----- DATA TO PROCESS

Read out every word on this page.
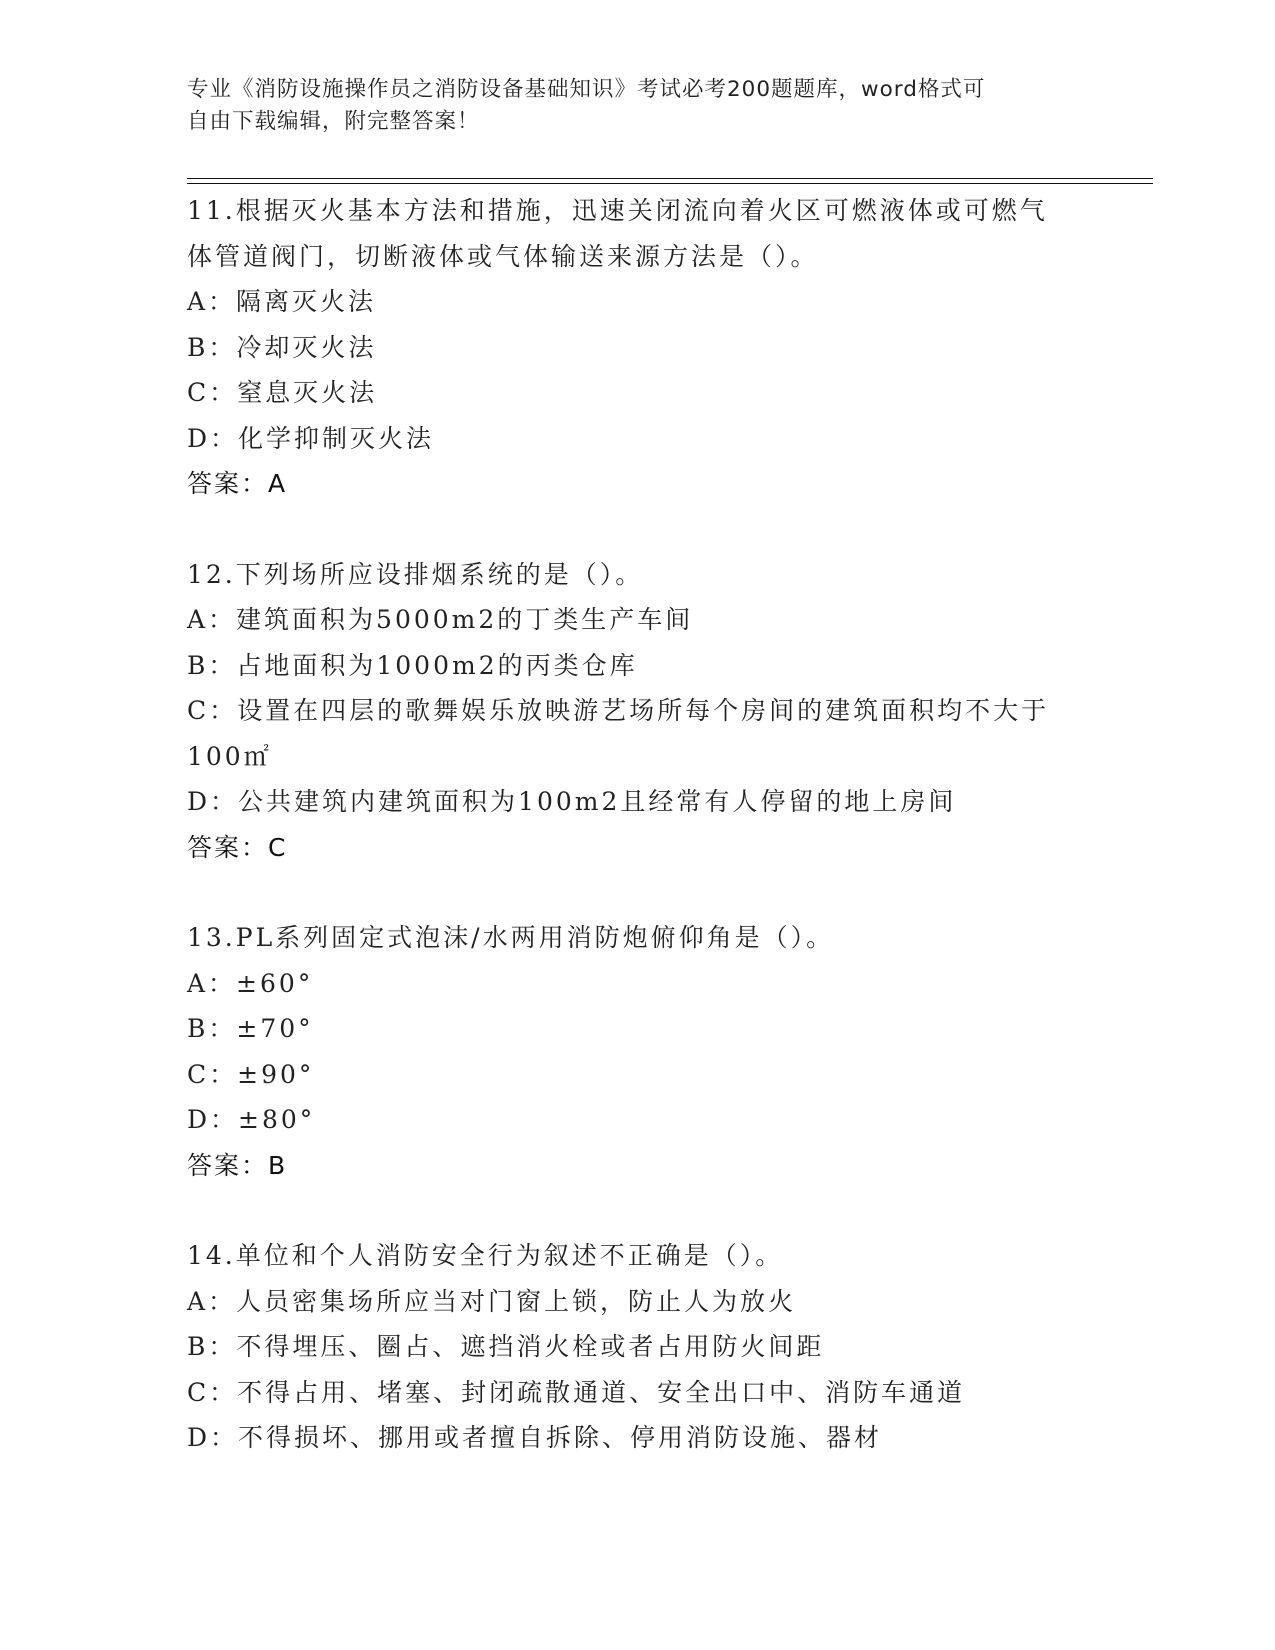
专业《消防设施操作员之消防设备基础知识》考试必考200题题库，word格式可
自由下载编辑，附完整答案！
11.根据灭火基本方法和措施，迅速关闭流向着火区可燃液体或可燃气
体管道阀门，切断液体或气体输送来源方法是（）。
A：隔离灭火法
B：冷却灭火法
C：窒息灭火法
D：化学抑制灭火法
答案：A
12.下列场所应设排烟系统的是（）。
A：建筑面积为5000m2的丁类生产车间
B：占地面积为1000m2的丙类仓库
C：设置在四层的歌舞娱乐放映游艺场所每个房间的建筑面积均不大于
100㎡
D：公共建筑内建筑面积为100m2且经常有人停留的地上房间
答案：C
13.PL系列固定式泡沫/水两用消防炮俯仰角是（）。
A：±60°
B：±70°
C：±90°
D：±80°
答案：B
14.单位和个人消防安全行为叙述不正确是（）。
A：人员密集场所应当对门窗上锁，防止人为放火
B：不得埋压、圈占、遮挡消火栓或者占用防火间距
C：不得占用、堵塞、封闭疏散通道、安全出口中、消防车通道
D：不得损坏、挪用或者擅自拆除、停用消防设施、器材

----------

» STATED TASK
Any pictures should be dropped; transcribe the rest of the records above exactly.

» RESPONSE TO THIS TASK
Read out every word on this page.
专业《消防设施操作员之消防设备基础知识》考试必考200题题库，word格式可
自由下载编辑，附完整答案！
11.根据灭火基本方法和措施，迅速关闭流向着火区可燃液体或可燃气
体管道阀门，切断液体或气体输送来源方法是（）。
A：隔离灭火法
B：冷却灭火法
C：窒息灭火法
D：化学抑制灭火法
答案：A
12.下列场所应设排烟系统的是（）。
A：建筑面积为5000m2的丁类生产车间
B：占地面积为1000m2的丙类仓库
C：设置在四层的歌舞娱乐放映游艺场所每个房间的建筑面积均不大于
100㎡
D：公共建筑内建筑面积为100m2且经常有人停留的地上房间
答案：C
13.PL系列固定式泡沫/水两用消防炮俯仰角是（）。
A：±60°
B：±70°
C：±90°
D：±80°
答案：B
14.单位和个人消防安全行为叙述不正确是（）。
A：人员密集场所应当对门窗上锁，防止人为放火
B：不得埋压、圈占、遮挡消火栓或者占用防火间距
C：不得占用、堵塞、封闭疏散通道、安全出口中、消防车通道
D：不得损坏、挪用或者擅自拆除、停用消防设施、器材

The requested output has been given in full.